Problem statement: Render the items, from their first line through the line that contains "- table2-header-cell: F: [968, 426, 1050, 453]", as a JSON list of strings with one string per line, omitting any blank lines.
___ Data for the task ___
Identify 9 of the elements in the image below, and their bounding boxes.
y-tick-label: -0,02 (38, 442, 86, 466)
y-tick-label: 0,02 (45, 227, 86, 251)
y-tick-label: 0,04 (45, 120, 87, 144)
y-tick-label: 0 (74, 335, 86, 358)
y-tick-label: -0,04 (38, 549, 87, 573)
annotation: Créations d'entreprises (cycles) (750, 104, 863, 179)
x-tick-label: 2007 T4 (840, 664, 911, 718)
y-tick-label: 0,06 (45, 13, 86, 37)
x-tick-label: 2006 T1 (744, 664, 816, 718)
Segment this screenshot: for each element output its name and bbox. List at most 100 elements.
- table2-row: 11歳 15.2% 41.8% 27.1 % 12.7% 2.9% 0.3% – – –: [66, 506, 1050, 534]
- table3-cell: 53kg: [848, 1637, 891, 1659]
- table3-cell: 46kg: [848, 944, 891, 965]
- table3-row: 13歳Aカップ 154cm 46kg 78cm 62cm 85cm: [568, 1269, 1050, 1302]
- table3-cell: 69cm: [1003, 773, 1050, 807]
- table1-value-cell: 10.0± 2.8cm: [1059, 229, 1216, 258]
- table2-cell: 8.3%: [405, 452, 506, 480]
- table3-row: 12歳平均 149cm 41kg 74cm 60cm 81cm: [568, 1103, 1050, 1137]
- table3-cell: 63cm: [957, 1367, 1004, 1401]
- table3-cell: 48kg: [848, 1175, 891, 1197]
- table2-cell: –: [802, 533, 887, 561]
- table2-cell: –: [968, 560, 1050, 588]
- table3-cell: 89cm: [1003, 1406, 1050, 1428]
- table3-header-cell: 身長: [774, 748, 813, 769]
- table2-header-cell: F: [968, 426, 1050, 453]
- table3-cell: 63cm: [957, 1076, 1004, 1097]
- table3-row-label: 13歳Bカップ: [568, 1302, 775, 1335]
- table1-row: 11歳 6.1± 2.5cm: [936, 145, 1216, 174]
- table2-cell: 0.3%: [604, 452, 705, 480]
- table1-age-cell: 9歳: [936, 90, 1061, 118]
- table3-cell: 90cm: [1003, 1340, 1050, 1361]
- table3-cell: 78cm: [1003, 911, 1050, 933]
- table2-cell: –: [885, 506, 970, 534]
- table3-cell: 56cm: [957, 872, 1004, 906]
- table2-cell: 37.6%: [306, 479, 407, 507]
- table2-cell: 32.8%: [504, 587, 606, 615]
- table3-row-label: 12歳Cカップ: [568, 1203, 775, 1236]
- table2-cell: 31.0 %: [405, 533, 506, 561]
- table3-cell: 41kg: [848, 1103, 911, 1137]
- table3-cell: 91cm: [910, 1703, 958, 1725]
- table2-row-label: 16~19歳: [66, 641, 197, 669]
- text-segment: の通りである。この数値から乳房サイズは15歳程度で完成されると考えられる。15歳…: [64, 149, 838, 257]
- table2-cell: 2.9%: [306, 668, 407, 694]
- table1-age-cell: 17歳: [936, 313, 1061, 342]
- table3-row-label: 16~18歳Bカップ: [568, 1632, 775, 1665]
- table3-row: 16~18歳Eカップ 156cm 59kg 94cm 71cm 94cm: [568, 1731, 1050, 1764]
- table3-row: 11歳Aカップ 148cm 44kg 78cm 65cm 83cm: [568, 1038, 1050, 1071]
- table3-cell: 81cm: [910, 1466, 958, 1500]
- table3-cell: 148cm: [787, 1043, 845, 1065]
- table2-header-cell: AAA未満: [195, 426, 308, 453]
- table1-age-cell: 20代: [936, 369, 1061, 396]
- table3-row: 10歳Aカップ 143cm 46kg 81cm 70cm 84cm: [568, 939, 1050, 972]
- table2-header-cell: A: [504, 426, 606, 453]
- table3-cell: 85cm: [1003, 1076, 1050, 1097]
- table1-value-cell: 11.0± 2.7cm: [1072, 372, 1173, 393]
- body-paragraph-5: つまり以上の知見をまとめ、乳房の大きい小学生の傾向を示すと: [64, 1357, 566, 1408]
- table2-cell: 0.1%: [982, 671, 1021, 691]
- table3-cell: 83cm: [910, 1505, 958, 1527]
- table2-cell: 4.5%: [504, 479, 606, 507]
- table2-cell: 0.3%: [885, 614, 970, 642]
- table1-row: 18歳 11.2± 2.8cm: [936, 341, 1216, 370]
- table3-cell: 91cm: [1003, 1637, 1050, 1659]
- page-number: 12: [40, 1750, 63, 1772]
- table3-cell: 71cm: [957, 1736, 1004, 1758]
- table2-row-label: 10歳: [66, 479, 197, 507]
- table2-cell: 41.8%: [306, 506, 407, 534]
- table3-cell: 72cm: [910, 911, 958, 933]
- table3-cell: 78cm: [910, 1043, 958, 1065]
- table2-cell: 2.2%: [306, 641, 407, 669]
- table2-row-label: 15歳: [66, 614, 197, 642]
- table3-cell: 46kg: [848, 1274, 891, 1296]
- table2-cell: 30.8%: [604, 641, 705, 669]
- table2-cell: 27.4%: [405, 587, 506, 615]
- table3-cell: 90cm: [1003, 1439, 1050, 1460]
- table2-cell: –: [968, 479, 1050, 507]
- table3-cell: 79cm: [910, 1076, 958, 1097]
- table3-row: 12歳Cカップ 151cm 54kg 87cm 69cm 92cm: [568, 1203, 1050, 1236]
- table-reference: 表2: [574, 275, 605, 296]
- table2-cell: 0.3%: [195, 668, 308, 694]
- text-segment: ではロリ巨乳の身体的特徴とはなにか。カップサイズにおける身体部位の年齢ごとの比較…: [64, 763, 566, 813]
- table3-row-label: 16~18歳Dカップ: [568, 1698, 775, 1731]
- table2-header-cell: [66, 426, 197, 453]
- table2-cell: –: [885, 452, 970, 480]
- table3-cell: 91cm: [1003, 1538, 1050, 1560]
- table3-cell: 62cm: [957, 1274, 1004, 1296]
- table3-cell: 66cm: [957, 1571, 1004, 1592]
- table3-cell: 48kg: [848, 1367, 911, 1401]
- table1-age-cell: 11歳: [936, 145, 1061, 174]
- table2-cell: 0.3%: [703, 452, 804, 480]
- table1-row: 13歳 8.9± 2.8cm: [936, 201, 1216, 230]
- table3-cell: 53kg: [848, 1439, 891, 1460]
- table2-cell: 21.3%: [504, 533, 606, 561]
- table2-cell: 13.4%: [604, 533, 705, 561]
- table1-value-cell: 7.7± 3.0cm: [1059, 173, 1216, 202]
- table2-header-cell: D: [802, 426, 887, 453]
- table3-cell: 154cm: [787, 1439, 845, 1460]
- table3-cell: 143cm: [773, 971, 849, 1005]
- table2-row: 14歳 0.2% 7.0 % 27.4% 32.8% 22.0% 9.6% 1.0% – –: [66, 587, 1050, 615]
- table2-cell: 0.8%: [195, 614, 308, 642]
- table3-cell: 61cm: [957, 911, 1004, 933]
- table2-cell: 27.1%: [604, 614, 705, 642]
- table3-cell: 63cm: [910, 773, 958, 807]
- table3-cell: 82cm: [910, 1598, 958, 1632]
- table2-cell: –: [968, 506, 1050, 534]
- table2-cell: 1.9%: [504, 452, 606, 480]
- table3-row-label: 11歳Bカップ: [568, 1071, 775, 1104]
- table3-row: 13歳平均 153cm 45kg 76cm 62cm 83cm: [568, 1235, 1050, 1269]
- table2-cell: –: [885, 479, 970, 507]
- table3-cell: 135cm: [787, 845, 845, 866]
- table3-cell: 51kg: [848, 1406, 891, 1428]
___
Output:
[
  "Identify 9 of the elements in the image below, and their bounding boxes.",
  "y-tick-label: -0,02 (38, 442, 86, 466)",
  "y-tick-label: 0,02 (45, 227, 86, 251)",
  "y-tick-label: 0,04 (45, 120, 87, 144)",
  "y-tick-label: 0 (74, 335, 86, 358)",
  "y-tick-label: -0,04 (38, 549, 87, 573)",
  "annotation: Créations d'entreprises (cycles) (750, 104, 863, 179)",
  "x-tick-label: 2007 T4 (840, 664, 911, 718)",
  "y-tick-label: 0,06 (45, 13, 86, 37)",
  "x-tick-label: 2006 T1 (744, 664, 816, 718)",
  "Segment this screenshot: for each element output its name and bbox. List at most 100 elements.",
  "- table2-row: 11歳 15.2% 41.8% 27.1 % 12.7% 2.9% 0.3% – – –: [66, 506, 1050, 534]",
  "- table3-cell: 53kg: [848, 1637, 891, 1659]",
  "- table3-cell: 46kg: [848, 944, 891, 965]",
  "- table3-row: 13歳Aカップ 154cm 46kg 78cm 62cm 85cm: [568, 1269, 1050, 1302]",
  "- table3-cell: 69cm: [1003, 773, 1050, 807]",
  "- table1-value-cell: 10.0± 2.8cm: [1059, 229, 1216, 258]",
  "- table2-cell: 8.3%: [405, 452, 506, 480]",
  "- table3-row: 12歳平均 149cm 41kg 74cm 60cm 81cm: [568, 1103, 1050, 1137]",
  "- table3-cell: 63cm: [957, 1367, 1004, 1401]",
  "- table3-cell: 48kg: [848, 1175, 891, 1197]",
  "- table2-cell: –: [802, 533, 887, 561]",
  "- table2-cell: –: [968, 560, 1050, 588]",
  "- table3-cell: 89cm: [1003, 1406, 1050, 1428]",
  "- table3-header-cell: 身長: [774, 748, 813, 769]",
  "- table2-header-cell: F: [968, 426, 1050, 453]"
]